[begin Text excerpt]
Medford's "Miss Telephone Company"
Wednesday August 24, 2005
By Craig Stillwell
Welcome to As It Was: Tales from the State of Jefferson
Making a phone call today is as easy as dialing a number. A century ago, however, one needed the help of a live operator. Legions of young females, seated before large switchboards, manually connected the phone lines. For many decades, one woman, Myrta [MURR-tah] Otterdale, reigned over Medford's phone service, earning her the title of "Miss Telephone Company."
A 1919 graduate of Medford High School, Myrta began her job as an operator for Pacific Telephone and Telegraph on July 4, 1920. After working in the Ashland office for two weeks, she was transferred to Medford. Within months she was promoted to Chief Operator and then transferred back to Ashland, where she supervised a handful of operators. A self-described perfectionist, she carefully selected her girls for their "character as well as ability." In 1929, she became Chief Operator of Medford.
[end Text excerpt]
[begin Material for this exercise]
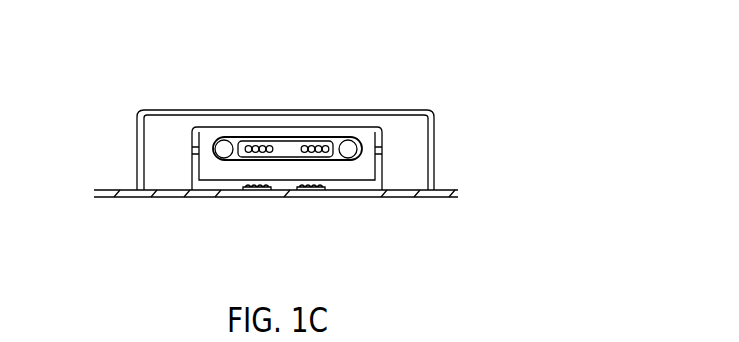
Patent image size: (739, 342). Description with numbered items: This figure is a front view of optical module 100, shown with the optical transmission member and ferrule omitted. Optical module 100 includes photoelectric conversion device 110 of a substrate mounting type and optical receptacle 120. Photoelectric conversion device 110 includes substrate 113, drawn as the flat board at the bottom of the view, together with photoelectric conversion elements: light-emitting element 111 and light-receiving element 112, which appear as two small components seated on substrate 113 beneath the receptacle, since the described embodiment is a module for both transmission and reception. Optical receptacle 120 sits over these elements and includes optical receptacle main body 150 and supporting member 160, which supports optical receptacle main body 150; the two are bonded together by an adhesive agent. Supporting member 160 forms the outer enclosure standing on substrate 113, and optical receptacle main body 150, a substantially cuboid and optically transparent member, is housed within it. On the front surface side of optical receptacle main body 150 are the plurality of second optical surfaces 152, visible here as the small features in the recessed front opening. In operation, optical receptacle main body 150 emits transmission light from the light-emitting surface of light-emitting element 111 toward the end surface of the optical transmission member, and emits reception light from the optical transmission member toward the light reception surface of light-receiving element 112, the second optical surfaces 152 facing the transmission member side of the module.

The optical module 100 is at (452, 100).
The photoelectric conversion device 110 is at (258, 238).
The light-emitting element 111 is at (271, 189).
The light-receiving element 112 is at (324, 189).
The substrate 113 is at (356, 190).
The optical receptacle 120 is at (237, 238).
The optical receptacle main body 150 is at (213, 170).
The second optical surfaces 152 is at (303, 150).
The supporting member 160 is at (164, 178).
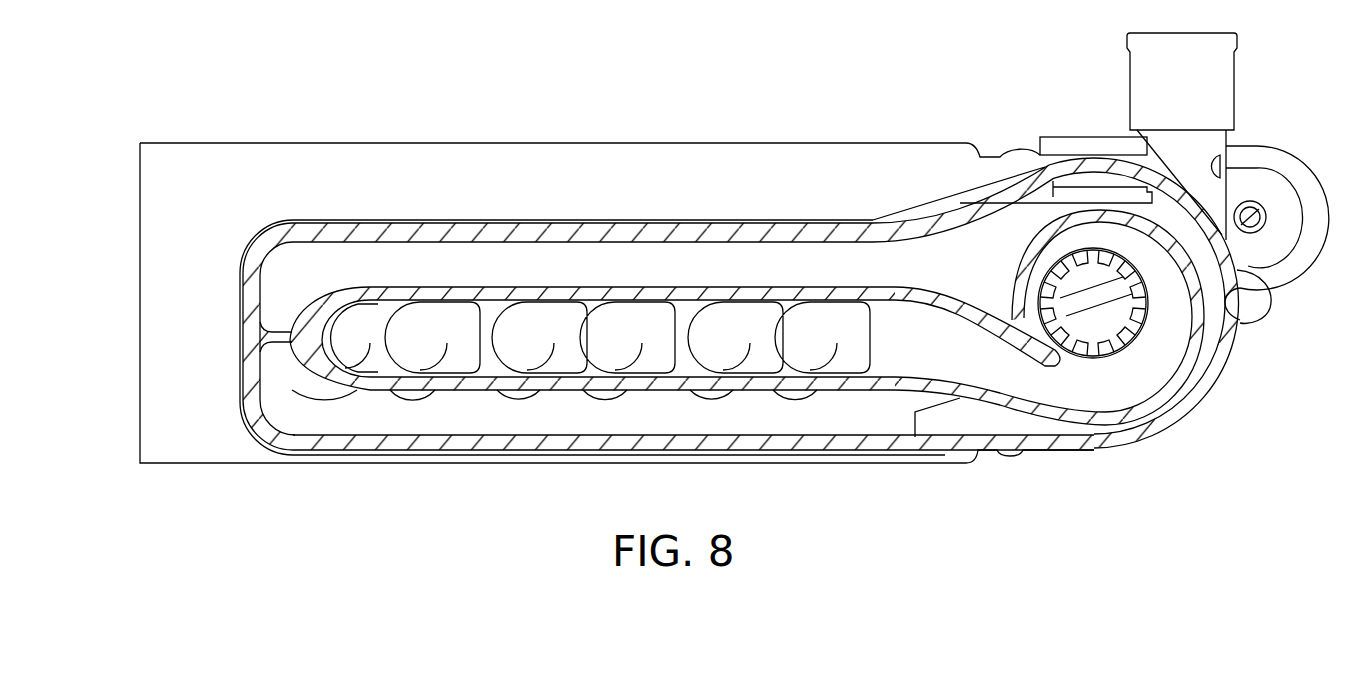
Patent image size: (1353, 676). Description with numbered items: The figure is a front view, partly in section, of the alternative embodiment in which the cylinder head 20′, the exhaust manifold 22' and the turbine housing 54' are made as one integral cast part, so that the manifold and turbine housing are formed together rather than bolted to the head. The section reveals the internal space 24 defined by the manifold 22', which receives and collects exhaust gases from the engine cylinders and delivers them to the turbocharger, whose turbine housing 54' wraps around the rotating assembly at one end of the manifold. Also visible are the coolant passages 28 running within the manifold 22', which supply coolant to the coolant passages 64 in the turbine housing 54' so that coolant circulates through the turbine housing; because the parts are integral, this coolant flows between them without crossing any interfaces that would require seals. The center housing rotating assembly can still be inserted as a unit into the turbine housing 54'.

The cylinder head 20′ is at (160, 180).
The manifold 22' is at (667, 316).
The internal space 24 is at (938, 337).
The coolant passages 28 is at (625, 260).
The turbine housing 54' is at (1081, 303).
The coolant passages 64 is at (1212, 272).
[end Material for this exercise]
Exercise tasks:
1/ In the Medford telephone text, on what date did Myrta Otterdale begin work as an operator for Pacific Telephone and Telegraph?
2/ Rewrite the rows from their first line through the line containing "The supporting member 160 is at (164, 178).", replacing "front view" with "frontal view" and keeping everything else the same. Leave out the pictures.

The solutions:
1/ July 4, 1920

2/
Patent image size: (739, 342). Description with numbered items: This figure is a frontal view of optical module 100, shown with the optical transmission member and ferrule omitted. Optical module 100 includes photoelectric conversion device 110 of a substrate mounting type and optical receptacle 120. Photoelectric conversion device 110 includes substrate 113, drawn as the flat board at the bottom of the view, together with photoelectric conversion elements: light-emitting element 111 and light-receiving element 112, which appear as two small components seated on substrate 113 beneath the receptacle, since the described embodiment is a module for both transmission and reception. Optical receptacle 120 sits over these elements and includes optical receptacle main body 150 and supporting member 160, which supports optical receptacle main body 150; the two are bonded together by an adhesive agent. Supporting member 160 forms the outer enclosure standing on substrate 113, and optical receptacle main body 150, a substantially cuboid and optically transparent member, is housed within it. On the front surface side of optical receptacle main body 150 are the plurality of second optical surfaces 152, visible here as the small features in the recessed front opening. In operation, optical receptacle main body 150 emits transmission light from the light-emitting surface of light-emitting element 111 toward the end surface of the optical transmission member, and emits reception light from the optical transmission member toward the light reception surface of light-receiving element 112, the second optical surfaces 152 facing the transmission member side of the module.

The optical module 100 is at (452, 100).
The photoelectric conversion device 110 is at (258, 238).
The light-emitting element 111 is at (271, 189).
The light-receiving element 112 is at (324, 189).
The substrate 113 is at (356, 190).
The optical receptacle 120 is at (237, 238).
The optical receptacle main body 150 is at (213, 170).
The second optical surfaces 152 is at (303, 150).
The supporting member 160 is at (164, 178).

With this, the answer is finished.